INSTRUCTION: Copy out the data below verbatim.

⟨

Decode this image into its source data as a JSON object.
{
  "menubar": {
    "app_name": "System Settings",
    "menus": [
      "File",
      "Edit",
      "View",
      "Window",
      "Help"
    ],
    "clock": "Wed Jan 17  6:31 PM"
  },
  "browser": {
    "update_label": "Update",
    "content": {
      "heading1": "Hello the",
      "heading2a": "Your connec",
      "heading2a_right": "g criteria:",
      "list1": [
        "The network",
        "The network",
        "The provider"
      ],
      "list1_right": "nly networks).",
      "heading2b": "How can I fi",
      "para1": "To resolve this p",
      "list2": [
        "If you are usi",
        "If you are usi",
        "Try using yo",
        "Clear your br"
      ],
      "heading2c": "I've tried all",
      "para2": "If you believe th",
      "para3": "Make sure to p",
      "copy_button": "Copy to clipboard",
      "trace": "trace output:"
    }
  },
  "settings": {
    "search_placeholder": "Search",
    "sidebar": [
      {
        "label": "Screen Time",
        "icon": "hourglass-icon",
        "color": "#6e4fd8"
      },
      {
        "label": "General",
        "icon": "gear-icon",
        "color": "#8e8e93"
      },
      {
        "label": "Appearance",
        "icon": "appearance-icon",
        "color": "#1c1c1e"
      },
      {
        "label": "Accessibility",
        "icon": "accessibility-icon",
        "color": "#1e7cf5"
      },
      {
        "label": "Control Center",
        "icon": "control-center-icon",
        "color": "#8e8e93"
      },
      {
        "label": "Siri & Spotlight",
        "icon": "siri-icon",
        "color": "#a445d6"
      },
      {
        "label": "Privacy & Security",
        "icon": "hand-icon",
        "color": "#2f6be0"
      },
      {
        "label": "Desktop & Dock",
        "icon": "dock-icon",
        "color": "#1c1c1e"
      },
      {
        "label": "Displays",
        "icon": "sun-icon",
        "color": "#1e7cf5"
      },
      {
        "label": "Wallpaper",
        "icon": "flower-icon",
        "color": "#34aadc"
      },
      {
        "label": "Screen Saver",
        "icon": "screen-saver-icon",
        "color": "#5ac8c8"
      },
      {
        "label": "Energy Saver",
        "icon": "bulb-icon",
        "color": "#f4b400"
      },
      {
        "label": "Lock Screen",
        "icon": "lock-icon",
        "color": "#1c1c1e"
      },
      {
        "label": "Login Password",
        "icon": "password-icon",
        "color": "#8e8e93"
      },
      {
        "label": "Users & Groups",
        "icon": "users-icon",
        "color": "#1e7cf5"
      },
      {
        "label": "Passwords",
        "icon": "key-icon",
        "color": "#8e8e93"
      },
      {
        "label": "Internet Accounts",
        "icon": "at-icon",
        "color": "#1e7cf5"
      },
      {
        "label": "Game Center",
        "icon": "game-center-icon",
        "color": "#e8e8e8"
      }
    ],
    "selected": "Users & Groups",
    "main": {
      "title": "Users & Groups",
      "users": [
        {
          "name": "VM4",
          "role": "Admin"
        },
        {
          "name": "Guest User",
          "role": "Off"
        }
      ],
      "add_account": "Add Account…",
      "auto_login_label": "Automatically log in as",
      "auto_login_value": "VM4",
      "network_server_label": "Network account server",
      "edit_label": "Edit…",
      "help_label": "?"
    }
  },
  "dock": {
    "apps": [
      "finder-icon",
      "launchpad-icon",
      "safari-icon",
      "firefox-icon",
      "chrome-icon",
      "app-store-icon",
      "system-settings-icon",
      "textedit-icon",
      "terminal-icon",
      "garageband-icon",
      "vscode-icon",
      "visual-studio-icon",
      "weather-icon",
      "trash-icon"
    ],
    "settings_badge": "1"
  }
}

⟩

EXERCISE RESULT:
Decode this image into its source data as a JSON object.
{
  "menubar": {
    "app_name": "System Settings",
    "menus": [
      "File",
      "Edit",
      "View",
      "Window",
      "Help"
    ],
    "clock": "Wed Jan 17  6:31 PM"
  },
  "browser": {
    "update_label": "Update",
    "content": {
      "heading1": "Hello the",
      "heading2a": "Your connec",
      "heading2a_right": "g criteria:",
      "list1": [
        "The network",
        "The network",
        "The provider"
      ],
      "list1_right": "nly networks).",
      "heading2b": "How can I fi",
      "para1": "To resolve this p",
      "list2": [
        "If you are usi",
        "If you are usi",
        "Try using yo",
        "Clear your br"
      ],
      "heading2c": "I've tried all",
      "para2": "If you believe th",
      "para3": "Make sure to p",
      "copy_button": "Copy to clipboard",
      "trace": "trace output:"
    }
  },
  "settings": {
    "search_placeholder": "Search",
    "sidebar": [
      {
        "label": "Screen Time",
        "icon": "hourglass-icon",
        "color": "#6e4fd8"
      },
      {
        "label": "General",
        "icon": "gear-icon",
        "color": "#8e8e93"
      },
      {
        "label": "Appearance",
        "icon": "appearance-icon",
        "color": "#1c1c1e"
      },
      {
        "label": "Accessibility",
        "icon": "accessibility-icon",
        "color": "#1e7cf5"
      },
      {
        "label": "Control Center",
        "icon": "control-center-icon",
        "color": "#8e8e93"
      },
      {
        "label": "Siri & Spotlight",
        "icon": "siri-icon",
        "color": "#a445d6"
      },
      {
        "label": "Privacy & Security",
        "icon": "hand-icon",
        "color": "#2f6be0"
      },
      {
        "label": "Desktop & Dock",
        "icon": "dock-icon",
        "color": "#1c1c1e"
      },
      {
        "label": "Displays",
        "icon": "sun-icon",
        "color": "#1e7cf5"
      },
      {
        "label": "Wallpaper",
        "icon": "flower-icon",
        "color": "#34aadc"
      },
      {
        "label": "Screen Saver",
        "icon": "screen-saver-icon",
        "color": "#5ac8c8"
      },
      {
        "label": "Energy Saver",
        "icon": "bulb-icon",
        "color": "#f4b400"
      },
      {
        "label": "Lock Screen",
        "icon": "lock-icon",
        "color": "#1c1c1e"
      },
      {
        "label": "Login Password",
        "icon": "password-icon",
        "color": "#8e8e93"
      },
      {
        "label": "Users & Groups",
        "icon": "users-icon",
        "color": "#1e7cf5"
      },
      {
        "label": "Passwords",
        "icon": "key-icon",
        "color": "#8e8e93"
      },
      {
        "label": "Internet Accounts",
        "icon": "at-icon",
        "color": "#1e7cf5"
      },
      {
        "label": "Game Center",
        "icon": "game-center-icon",
        "color": "#e8e8e8"
      }
    ],
    "selected": "Users & Groups",
    "main": {
      "title": "Users & Groups",
      "users": [
        {
          "name": "VM4",
          "role": "Admin"
        },
        {
          "name": "Guest User",
          "role": "Off"
        }
      ],
      "add_account": "Add Account…",
      "auto_login_label": "Automatically log in as",
      "auto_login_value": "VM4",
      "network_server_label": "Network account server",
      "edit_label": "Edit…",
      "help_label": "?"
    }
  },
  "dock": {
    "apps": [
      "finder-icon",
      "launchpad-icon",
      "safari-icon",
      "firefox-icon",
      "chrome-icon",
      "app-store-icon",
      "system-settings-icon",
      "textedit-icon",
      "terminal-icon",
      "garageband-icon",
      "vscode-icon",
      "visual-studio-icon",
      "weather-icon",
      "trash-icon"
    ],
    "settings_badge": "1"
  }
}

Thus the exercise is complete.